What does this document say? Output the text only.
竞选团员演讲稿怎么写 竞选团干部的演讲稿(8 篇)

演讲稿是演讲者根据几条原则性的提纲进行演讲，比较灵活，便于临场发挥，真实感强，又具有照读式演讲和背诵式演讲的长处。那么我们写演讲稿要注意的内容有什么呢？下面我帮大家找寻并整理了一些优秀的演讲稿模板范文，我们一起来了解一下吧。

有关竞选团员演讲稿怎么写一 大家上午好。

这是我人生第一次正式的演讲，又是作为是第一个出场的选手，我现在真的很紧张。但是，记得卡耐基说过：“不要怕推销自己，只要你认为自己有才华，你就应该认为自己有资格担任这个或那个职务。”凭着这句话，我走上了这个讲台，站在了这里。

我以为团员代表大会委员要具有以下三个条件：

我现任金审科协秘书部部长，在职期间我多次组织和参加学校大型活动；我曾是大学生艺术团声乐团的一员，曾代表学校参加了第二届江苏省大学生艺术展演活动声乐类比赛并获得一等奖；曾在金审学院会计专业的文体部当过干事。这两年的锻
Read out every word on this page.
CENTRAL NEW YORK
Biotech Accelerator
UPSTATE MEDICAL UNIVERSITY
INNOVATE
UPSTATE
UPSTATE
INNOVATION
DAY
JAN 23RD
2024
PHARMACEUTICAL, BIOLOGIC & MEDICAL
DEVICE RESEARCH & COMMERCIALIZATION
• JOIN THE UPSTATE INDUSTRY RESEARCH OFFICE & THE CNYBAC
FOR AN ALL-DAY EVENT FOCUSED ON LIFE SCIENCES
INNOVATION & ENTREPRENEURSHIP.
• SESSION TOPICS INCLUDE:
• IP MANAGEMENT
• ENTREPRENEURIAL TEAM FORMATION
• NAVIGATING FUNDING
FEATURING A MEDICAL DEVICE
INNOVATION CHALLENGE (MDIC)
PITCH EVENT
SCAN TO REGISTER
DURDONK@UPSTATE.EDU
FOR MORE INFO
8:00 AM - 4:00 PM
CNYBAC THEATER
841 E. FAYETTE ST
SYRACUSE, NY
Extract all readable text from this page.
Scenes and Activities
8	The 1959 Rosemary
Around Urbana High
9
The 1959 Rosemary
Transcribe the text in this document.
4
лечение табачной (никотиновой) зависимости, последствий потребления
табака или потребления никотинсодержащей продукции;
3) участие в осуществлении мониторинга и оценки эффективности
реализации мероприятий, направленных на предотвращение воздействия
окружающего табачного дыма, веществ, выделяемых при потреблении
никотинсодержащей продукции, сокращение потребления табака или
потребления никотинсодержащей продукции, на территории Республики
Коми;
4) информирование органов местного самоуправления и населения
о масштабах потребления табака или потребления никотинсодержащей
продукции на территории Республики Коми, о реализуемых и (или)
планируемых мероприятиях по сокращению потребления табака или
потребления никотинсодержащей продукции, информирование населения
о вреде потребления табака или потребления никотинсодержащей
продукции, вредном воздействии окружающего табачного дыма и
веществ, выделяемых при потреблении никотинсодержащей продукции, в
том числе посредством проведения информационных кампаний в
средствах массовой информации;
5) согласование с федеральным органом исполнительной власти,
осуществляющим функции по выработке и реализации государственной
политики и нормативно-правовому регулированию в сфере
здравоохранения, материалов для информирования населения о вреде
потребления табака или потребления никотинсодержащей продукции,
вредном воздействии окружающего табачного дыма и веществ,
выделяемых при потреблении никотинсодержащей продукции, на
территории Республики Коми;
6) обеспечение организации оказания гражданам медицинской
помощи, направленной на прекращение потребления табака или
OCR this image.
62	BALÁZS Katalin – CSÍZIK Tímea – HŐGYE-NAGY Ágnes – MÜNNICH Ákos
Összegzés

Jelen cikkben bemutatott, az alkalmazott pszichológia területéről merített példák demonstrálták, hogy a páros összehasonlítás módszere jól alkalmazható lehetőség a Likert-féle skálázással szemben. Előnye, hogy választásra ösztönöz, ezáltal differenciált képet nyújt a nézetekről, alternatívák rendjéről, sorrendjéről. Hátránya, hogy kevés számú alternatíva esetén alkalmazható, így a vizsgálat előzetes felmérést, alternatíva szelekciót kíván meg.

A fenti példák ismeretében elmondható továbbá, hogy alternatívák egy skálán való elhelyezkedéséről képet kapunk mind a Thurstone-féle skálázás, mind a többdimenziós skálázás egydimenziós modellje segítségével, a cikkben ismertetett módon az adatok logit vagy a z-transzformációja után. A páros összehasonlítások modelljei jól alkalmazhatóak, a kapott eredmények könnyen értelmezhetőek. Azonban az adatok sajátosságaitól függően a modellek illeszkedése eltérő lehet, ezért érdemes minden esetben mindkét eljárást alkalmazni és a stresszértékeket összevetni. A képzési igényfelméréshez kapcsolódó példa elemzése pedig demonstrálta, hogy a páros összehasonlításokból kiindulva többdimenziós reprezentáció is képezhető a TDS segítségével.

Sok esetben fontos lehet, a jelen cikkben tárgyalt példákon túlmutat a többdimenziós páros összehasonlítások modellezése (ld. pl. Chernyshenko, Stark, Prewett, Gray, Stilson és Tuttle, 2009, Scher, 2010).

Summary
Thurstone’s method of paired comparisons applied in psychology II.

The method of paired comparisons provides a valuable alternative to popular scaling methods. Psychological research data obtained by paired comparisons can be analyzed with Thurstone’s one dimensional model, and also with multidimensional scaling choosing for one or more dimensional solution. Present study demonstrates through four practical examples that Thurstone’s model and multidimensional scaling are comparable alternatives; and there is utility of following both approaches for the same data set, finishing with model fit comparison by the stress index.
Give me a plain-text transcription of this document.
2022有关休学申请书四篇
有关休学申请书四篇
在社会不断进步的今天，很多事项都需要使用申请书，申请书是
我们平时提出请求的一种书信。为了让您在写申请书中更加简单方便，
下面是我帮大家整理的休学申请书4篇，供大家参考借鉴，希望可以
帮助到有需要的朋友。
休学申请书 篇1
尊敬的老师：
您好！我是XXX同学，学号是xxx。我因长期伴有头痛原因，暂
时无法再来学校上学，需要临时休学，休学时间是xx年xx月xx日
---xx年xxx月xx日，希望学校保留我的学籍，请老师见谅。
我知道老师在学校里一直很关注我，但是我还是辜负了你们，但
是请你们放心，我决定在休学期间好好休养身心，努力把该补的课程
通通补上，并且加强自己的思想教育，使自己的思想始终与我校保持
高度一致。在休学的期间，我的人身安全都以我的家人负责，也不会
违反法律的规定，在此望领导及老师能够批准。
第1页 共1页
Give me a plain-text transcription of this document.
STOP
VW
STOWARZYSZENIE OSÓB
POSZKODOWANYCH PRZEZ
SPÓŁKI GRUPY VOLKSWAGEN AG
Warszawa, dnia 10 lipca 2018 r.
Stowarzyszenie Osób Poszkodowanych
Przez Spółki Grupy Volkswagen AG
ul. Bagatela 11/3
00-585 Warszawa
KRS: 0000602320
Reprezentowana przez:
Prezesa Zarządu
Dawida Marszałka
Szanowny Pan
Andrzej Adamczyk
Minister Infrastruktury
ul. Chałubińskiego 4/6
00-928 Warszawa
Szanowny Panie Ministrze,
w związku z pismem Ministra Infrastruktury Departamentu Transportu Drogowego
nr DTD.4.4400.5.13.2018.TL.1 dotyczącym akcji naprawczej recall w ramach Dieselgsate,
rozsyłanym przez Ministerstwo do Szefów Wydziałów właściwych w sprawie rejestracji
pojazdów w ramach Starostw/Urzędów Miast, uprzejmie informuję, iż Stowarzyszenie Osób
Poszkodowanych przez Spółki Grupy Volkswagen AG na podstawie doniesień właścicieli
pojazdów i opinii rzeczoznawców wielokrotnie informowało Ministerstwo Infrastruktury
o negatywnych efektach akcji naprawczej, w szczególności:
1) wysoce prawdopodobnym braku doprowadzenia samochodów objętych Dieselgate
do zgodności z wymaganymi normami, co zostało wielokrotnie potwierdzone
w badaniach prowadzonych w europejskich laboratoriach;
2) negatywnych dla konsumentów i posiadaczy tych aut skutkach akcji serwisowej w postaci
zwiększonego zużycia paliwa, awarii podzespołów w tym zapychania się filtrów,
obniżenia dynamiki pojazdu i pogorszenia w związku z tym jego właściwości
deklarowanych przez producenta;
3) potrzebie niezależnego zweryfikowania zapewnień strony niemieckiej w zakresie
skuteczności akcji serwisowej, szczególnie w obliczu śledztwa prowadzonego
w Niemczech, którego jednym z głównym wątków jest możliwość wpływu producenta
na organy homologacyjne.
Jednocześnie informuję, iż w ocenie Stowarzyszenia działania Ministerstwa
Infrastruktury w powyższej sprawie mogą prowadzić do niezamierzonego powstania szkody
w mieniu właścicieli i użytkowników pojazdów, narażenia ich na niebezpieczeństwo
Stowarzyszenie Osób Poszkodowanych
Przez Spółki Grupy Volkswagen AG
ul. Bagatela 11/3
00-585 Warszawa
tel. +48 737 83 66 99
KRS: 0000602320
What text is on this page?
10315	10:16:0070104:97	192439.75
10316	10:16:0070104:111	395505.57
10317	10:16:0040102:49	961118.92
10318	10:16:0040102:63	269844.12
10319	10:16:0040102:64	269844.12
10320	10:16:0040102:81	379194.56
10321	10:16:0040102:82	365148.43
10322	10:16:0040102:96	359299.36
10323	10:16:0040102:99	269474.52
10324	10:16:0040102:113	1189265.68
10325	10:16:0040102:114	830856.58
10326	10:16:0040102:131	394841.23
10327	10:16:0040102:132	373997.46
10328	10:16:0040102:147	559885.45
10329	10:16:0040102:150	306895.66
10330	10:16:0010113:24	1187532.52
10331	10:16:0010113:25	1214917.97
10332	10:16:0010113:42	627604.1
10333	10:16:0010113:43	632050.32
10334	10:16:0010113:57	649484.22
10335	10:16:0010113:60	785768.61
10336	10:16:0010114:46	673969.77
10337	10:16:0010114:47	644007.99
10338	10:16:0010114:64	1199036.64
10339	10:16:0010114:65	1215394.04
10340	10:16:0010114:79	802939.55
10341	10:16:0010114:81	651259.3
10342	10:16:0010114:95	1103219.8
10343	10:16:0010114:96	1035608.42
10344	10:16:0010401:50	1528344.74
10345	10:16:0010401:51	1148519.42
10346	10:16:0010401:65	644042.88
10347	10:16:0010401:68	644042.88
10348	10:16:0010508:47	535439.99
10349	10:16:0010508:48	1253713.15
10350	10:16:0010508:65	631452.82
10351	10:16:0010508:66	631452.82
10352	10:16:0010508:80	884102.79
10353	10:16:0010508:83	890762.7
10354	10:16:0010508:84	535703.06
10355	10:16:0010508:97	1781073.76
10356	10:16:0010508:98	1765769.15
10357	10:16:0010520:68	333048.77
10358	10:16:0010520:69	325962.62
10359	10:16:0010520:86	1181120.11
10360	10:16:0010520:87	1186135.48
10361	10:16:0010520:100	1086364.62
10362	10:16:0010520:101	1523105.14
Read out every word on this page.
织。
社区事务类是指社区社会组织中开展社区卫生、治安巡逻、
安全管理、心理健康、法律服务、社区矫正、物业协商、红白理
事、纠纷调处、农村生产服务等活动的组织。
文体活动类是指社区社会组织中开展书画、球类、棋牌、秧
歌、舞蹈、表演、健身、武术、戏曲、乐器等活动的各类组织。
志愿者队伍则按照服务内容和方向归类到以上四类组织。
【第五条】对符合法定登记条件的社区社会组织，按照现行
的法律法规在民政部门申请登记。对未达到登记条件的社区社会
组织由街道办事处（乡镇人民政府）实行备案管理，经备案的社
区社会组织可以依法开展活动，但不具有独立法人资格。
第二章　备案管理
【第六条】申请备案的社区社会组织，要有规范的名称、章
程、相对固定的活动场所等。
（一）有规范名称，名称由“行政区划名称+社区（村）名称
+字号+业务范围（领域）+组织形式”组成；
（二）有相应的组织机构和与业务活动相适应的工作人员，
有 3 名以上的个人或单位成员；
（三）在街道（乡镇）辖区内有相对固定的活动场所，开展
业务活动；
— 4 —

+---+

EXERCISE DIRECTIONS: Pick out every line holding the string "właścicieli" and return it.

WRITTEN ANSWER:
Poszkodowanych przez Spółki Grupy Volkswagen AG na podstawie doniesień właścicieli
w mieniu właścicieli i użytkowników pojazdów, narażenia ich na niebezpieczeństwo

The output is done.